**Stated task:** Examine the entries below, count the lines holding the string "hours", and respond with the number only.

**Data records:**
::::::::
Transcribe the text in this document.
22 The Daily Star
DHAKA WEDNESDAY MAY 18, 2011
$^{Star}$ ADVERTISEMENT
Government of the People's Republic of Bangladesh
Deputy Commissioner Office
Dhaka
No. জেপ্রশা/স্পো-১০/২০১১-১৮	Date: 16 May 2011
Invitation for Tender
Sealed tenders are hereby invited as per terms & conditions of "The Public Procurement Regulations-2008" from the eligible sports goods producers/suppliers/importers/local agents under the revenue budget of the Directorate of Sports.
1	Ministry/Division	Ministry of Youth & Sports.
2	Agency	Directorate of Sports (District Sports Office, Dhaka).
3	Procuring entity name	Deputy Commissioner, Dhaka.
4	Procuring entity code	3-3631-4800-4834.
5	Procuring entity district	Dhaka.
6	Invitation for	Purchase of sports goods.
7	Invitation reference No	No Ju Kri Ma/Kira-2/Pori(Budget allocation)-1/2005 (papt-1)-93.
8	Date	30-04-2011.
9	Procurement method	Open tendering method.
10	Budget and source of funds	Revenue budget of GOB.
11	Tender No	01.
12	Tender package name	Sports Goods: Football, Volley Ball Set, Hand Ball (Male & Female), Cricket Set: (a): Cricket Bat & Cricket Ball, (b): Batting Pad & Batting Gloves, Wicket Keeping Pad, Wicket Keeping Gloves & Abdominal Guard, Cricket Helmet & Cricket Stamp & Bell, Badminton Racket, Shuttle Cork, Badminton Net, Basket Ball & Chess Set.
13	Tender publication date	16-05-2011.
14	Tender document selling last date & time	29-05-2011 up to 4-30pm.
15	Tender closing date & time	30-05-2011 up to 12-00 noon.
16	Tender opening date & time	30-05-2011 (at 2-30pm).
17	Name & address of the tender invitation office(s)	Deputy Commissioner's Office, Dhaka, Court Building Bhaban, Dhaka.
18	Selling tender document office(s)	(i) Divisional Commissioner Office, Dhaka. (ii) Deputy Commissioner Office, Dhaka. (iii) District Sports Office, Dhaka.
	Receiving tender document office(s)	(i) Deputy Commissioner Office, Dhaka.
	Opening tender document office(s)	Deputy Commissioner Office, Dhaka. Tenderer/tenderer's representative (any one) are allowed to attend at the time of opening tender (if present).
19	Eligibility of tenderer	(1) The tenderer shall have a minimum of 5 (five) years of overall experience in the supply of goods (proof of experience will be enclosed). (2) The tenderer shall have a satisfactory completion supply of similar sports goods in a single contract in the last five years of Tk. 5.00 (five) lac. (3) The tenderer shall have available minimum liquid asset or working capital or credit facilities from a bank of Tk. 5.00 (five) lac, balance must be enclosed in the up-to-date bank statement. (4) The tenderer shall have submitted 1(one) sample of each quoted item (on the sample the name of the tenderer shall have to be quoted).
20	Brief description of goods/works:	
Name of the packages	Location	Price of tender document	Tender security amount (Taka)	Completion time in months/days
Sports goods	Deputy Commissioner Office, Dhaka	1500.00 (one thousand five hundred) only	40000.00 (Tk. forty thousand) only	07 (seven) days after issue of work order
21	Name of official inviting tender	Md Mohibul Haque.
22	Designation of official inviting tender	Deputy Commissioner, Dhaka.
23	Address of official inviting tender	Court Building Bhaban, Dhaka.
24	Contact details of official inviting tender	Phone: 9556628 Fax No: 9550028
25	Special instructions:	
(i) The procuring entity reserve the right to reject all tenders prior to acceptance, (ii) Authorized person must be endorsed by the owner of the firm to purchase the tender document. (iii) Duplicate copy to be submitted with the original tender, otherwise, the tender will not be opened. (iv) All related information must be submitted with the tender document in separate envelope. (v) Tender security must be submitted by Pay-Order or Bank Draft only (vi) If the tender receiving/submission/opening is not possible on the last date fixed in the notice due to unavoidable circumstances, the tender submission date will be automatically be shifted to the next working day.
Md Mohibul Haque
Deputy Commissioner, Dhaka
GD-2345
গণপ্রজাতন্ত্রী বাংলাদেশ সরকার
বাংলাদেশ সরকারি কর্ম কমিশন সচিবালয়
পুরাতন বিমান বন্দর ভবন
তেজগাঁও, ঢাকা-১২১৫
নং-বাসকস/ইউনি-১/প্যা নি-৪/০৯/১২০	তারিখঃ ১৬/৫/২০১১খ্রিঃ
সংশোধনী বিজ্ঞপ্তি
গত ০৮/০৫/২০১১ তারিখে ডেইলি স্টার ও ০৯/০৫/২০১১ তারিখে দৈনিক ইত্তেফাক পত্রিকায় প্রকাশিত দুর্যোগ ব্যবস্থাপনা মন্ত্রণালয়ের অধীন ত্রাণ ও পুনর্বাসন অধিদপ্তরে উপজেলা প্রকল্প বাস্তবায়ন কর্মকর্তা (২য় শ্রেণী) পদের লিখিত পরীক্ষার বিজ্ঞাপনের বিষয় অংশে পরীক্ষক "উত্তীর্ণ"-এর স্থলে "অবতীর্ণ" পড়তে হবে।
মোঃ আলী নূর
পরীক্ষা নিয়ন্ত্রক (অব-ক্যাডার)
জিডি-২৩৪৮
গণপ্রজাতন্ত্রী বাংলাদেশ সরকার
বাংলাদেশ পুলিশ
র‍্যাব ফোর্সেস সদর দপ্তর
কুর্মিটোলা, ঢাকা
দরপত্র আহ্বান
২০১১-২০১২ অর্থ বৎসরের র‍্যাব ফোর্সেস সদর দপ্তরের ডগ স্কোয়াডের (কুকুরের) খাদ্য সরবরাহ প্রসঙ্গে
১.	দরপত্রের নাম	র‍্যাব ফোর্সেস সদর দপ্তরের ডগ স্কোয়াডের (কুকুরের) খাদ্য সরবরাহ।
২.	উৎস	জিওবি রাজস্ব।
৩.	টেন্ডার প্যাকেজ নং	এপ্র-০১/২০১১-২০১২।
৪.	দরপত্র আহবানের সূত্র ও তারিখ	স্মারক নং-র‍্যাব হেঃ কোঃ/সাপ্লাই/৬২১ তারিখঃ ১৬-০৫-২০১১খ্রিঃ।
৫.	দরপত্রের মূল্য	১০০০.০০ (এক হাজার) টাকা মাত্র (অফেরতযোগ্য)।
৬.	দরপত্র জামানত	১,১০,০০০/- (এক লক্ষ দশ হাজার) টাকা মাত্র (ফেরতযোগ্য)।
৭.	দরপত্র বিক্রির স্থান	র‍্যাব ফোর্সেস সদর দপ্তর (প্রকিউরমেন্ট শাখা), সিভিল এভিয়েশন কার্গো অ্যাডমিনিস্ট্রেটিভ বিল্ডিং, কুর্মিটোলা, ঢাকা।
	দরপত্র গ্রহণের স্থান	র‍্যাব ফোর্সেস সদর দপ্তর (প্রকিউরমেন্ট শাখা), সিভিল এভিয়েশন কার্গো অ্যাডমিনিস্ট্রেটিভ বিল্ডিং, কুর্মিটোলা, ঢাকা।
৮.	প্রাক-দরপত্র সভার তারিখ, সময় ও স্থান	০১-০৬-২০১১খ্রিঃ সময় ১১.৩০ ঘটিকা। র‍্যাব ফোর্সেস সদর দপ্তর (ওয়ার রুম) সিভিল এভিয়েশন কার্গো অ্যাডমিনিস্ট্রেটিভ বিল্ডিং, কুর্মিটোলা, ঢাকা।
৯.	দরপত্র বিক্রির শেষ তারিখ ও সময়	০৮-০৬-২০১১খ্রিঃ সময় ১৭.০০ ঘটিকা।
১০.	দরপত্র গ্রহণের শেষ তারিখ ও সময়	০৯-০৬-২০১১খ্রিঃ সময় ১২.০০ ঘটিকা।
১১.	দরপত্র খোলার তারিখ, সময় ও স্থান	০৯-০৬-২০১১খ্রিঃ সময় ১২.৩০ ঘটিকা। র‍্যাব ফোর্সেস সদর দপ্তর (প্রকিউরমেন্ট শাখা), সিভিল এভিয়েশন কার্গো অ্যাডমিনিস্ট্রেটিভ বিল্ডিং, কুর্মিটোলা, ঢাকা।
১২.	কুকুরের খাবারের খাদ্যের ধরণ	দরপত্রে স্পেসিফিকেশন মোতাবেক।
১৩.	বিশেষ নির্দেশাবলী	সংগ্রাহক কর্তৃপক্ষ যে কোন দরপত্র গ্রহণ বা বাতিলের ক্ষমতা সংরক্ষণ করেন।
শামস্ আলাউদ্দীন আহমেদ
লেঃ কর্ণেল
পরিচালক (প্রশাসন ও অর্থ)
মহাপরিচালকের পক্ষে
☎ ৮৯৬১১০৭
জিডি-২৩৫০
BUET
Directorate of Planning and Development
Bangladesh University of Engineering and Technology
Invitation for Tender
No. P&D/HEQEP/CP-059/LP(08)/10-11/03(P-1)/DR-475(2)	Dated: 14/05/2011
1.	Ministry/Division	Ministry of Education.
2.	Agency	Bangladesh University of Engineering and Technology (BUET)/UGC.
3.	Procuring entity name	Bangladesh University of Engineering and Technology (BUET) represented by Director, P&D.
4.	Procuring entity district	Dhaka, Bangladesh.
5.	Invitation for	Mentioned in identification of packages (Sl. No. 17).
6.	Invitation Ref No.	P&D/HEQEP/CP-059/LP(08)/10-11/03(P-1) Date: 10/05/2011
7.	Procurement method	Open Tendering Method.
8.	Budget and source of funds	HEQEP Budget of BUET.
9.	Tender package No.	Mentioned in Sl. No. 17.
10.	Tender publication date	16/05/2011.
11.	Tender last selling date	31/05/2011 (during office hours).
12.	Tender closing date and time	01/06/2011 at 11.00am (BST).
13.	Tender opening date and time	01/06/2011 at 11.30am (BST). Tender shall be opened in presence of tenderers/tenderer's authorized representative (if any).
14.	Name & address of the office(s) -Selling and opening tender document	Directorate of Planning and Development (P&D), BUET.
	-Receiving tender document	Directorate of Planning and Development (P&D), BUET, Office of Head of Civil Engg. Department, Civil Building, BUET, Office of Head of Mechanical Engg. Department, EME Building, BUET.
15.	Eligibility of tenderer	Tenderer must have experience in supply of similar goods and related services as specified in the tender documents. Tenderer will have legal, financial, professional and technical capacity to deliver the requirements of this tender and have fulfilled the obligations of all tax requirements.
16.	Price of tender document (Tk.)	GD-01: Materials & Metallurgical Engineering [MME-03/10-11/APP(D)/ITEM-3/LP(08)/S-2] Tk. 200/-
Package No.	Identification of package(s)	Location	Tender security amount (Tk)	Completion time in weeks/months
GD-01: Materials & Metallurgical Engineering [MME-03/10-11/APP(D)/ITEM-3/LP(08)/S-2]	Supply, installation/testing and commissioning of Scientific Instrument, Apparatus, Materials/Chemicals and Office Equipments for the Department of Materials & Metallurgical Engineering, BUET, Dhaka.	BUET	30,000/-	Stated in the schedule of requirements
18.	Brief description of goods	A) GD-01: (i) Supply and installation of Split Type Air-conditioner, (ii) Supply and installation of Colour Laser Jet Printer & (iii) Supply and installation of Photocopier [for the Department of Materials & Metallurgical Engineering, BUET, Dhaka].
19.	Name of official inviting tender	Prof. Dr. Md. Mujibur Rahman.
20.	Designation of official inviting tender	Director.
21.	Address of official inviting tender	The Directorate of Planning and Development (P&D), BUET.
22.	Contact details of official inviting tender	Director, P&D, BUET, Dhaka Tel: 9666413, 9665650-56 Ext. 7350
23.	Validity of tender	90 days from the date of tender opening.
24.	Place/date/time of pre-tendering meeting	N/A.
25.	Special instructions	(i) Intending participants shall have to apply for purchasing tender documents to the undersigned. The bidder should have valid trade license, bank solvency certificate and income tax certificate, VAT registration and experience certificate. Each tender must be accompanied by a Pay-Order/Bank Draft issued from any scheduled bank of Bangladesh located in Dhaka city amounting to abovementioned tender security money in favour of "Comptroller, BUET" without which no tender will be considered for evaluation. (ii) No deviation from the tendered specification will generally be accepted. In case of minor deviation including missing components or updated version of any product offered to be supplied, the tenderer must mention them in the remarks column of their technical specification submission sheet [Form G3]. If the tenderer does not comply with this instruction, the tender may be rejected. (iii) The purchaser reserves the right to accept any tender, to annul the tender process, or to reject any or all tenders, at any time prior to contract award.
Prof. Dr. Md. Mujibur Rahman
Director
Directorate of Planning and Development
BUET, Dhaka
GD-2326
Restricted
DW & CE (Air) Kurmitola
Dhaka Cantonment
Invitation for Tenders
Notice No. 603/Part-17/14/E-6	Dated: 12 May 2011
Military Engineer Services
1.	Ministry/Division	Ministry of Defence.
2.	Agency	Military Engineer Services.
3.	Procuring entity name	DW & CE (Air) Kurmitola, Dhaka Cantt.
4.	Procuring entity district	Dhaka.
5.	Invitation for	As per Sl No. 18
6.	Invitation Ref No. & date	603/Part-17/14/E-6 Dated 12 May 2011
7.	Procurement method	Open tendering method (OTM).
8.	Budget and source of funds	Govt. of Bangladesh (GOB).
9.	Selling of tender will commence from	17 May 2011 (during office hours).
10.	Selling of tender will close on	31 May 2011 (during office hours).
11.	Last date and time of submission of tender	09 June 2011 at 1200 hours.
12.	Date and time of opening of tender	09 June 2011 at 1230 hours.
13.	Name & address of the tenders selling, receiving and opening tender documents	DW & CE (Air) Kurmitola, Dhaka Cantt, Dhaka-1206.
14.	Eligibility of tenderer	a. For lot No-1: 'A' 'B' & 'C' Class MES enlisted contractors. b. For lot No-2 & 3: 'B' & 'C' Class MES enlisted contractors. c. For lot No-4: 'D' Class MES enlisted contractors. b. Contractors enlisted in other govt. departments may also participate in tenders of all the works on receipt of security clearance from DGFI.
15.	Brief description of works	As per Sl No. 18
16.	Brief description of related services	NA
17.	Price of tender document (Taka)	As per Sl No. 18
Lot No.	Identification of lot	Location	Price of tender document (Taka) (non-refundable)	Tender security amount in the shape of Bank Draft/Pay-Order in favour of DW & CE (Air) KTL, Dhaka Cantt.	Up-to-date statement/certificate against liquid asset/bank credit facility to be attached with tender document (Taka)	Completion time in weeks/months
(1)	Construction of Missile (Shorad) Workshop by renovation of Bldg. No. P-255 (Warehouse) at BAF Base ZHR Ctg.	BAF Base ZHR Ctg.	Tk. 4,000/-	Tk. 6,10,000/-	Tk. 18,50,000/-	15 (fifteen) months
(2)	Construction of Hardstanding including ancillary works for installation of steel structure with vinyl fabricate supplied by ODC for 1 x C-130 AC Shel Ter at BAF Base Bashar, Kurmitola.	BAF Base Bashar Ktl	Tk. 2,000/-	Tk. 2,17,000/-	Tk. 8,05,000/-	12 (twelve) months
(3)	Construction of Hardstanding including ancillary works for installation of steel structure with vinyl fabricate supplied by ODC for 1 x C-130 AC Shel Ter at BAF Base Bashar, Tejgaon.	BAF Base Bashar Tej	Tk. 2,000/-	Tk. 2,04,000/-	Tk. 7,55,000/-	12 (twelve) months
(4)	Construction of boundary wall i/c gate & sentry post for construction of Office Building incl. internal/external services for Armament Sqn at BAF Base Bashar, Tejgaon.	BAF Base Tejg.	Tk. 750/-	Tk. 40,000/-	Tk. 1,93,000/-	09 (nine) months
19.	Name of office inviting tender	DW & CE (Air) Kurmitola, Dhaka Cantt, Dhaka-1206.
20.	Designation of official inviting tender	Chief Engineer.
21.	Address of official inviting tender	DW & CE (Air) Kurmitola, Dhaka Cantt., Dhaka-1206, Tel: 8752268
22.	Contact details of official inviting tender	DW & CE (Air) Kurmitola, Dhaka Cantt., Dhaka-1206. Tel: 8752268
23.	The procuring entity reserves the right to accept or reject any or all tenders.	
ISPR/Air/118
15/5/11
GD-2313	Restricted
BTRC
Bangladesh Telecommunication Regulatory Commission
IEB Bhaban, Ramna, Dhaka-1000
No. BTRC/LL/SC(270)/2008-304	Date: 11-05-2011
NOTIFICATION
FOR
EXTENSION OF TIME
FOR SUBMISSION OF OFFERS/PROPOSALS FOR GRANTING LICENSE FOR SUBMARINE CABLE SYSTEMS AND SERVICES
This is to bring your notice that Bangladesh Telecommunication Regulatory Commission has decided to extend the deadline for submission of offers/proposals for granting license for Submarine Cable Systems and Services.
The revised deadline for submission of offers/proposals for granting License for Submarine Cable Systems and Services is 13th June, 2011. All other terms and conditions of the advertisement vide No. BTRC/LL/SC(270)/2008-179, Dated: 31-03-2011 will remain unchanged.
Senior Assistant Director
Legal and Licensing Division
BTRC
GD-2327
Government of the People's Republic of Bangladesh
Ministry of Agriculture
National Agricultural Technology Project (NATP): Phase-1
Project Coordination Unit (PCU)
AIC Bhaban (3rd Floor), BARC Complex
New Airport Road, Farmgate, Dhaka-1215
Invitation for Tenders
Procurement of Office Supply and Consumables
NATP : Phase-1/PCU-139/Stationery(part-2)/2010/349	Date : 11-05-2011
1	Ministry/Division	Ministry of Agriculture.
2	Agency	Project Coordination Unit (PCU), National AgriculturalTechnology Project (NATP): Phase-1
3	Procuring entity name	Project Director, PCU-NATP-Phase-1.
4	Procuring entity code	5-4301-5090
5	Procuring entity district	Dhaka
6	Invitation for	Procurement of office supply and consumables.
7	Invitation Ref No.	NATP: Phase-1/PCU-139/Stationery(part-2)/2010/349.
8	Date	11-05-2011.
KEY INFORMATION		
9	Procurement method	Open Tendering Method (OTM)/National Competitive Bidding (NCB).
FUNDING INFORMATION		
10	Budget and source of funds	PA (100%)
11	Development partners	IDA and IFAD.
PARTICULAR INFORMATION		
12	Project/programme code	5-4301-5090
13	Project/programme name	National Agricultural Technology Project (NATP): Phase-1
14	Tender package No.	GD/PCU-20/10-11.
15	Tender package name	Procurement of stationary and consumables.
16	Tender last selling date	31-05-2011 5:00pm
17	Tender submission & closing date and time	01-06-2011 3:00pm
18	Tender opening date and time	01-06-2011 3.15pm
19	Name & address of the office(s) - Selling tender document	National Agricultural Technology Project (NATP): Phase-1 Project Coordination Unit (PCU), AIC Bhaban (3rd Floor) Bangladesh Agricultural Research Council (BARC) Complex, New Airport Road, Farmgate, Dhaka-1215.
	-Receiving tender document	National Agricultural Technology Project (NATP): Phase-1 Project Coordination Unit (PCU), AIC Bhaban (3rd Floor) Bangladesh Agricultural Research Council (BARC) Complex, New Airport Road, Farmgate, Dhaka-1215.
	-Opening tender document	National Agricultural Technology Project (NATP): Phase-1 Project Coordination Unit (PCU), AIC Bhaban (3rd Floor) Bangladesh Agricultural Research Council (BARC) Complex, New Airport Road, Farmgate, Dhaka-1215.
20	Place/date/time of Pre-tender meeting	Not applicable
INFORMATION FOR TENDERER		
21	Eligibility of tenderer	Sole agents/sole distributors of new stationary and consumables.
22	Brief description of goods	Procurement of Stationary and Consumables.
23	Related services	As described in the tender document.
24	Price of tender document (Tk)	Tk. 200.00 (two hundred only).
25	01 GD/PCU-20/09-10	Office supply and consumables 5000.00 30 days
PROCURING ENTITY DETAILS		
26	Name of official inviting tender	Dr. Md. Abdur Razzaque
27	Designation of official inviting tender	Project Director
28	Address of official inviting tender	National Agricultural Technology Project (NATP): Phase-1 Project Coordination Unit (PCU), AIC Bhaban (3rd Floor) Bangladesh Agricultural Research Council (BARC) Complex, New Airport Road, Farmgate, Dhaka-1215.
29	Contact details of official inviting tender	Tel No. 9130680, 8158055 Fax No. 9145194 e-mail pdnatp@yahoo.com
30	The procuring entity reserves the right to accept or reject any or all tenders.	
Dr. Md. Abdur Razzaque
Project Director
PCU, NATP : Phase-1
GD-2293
::::::::
**Task answer:** 5